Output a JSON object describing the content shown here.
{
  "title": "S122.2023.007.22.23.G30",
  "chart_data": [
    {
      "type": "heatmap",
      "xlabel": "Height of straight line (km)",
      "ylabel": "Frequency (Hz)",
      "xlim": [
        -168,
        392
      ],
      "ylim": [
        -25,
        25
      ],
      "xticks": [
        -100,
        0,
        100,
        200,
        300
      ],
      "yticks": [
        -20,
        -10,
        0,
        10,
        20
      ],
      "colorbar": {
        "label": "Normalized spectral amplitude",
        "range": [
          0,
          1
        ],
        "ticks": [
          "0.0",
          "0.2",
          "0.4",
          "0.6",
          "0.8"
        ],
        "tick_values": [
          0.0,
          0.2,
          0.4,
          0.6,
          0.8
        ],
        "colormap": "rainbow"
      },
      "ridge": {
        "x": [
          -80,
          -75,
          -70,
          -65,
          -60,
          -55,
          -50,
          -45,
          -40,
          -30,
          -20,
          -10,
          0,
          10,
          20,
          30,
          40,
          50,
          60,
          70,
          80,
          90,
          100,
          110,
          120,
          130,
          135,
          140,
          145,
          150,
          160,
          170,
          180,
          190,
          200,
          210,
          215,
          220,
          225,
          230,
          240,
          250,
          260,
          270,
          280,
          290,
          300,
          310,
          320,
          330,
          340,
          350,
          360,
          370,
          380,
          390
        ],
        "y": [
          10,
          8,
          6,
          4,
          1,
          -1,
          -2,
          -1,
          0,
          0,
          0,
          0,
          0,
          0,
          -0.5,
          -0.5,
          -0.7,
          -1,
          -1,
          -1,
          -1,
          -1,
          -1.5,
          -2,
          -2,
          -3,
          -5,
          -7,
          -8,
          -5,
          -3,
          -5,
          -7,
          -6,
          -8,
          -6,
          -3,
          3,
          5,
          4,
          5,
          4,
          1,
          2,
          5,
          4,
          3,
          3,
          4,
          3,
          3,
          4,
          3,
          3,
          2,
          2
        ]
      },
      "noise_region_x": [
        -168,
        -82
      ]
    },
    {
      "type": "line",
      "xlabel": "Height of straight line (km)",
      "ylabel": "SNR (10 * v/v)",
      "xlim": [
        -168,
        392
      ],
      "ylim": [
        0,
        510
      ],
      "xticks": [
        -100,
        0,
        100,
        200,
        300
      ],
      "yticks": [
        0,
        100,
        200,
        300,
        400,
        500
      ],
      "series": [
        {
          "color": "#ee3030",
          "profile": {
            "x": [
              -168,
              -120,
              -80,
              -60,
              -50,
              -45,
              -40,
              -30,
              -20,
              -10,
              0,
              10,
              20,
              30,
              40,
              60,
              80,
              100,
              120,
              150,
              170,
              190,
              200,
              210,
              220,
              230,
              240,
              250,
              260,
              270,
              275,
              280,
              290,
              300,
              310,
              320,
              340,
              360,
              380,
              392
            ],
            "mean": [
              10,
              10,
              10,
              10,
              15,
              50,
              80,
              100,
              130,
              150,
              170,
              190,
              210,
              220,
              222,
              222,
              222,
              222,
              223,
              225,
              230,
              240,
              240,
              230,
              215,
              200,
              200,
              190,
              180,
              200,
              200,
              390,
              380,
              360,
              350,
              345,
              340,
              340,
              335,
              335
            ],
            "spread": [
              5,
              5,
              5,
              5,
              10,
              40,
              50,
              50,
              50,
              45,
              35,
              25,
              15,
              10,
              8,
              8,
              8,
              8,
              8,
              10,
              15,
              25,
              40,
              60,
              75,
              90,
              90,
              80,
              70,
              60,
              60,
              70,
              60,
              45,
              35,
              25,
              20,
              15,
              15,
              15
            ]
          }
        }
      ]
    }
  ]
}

══════════════════════════════

**TASK**
Report the number of lines that include the string "ylabel"; return nothing but the count.

**TASK RESPONSE**
2